== GIVEN INSTRUCTION ==
Work out how many lines contain "الوصول". Reply with the count alone.

== RAW DATA ==
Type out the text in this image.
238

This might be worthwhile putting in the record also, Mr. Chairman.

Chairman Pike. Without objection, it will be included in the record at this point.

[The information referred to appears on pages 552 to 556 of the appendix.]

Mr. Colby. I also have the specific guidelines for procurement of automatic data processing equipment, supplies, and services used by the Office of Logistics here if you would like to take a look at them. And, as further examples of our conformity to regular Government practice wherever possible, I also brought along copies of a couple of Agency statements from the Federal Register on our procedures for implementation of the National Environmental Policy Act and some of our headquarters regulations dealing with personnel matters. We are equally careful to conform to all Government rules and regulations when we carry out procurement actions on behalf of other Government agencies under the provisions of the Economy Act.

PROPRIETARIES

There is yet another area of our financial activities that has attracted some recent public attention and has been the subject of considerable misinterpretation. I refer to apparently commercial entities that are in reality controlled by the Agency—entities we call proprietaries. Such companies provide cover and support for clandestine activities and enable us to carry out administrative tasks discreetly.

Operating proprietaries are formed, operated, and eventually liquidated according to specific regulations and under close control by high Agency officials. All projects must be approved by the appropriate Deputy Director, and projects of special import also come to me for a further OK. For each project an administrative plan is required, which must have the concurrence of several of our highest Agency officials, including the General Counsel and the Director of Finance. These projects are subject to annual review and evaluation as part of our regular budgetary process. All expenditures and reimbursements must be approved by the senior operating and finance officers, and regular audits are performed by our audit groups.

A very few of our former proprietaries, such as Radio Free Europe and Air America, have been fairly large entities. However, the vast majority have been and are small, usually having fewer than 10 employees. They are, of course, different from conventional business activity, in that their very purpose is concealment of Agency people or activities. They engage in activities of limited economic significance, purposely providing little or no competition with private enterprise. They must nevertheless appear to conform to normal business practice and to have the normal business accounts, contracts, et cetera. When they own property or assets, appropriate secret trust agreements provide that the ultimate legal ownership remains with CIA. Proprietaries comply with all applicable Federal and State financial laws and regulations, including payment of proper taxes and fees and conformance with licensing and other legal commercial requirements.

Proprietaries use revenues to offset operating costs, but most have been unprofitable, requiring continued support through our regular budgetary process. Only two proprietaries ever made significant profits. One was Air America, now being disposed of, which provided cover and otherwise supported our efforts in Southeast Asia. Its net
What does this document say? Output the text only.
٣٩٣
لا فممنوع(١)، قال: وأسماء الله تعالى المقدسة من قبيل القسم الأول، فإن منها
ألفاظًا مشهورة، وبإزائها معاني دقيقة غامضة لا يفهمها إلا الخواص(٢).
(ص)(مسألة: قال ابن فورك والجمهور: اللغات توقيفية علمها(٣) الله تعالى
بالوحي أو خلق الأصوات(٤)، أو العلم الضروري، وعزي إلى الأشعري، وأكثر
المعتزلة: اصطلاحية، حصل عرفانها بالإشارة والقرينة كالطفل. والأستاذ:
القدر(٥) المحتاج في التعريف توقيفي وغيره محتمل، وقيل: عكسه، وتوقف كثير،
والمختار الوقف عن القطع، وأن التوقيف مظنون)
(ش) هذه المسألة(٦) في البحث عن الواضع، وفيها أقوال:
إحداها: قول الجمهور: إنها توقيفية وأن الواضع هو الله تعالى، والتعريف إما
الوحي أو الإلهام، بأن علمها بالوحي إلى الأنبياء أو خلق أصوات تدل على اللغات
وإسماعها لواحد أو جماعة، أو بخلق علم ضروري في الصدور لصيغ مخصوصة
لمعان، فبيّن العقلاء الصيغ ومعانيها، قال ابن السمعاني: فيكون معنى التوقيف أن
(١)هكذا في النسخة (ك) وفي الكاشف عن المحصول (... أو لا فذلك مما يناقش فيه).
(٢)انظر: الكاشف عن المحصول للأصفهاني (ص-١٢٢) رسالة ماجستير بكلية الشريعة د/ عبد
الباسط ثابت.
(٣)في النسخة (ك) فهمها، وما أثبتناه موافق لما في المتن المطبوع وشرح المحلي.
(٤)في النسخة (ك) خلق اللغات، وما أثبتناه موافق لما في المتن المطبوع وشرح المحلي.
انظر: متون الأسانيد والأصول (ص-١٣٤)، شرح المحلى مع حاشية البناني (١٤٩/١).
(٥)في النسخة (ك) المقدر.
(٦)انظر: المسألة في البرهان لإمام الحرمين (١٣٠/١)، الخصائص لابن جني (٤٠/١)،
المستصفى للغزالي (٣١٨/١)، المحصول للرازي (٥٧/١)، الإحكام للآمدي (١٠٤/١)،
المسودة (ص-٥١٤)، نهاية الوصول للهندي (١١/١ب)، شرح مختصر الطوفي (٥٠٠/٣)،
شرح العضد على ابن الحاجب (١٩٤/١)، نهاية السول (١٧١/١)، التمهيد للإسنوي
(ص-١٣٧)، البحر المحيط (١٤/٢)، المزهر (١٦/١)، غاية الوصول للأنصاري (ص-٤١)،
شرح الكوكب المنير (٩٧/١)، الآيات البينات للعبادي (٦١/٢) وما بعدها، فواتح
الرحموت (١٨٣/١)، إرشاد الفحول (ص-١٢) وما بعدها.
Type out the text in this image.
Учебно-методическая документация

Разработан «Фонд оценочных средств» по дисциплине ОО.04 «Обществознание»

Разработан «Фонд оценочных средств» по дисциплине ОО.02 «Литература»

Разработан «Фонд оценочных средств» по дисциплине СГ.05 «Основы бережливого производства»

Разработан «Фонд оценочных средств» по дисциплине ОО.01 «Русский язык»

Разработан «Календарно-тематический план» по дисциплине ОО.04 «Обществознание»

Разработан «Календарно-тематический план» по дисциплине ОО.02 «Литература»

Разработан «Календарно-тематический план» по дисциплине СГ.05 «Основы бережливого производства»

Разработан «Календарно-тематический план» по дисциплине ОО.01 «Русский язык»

== EXERCISE SOLUTION ==
2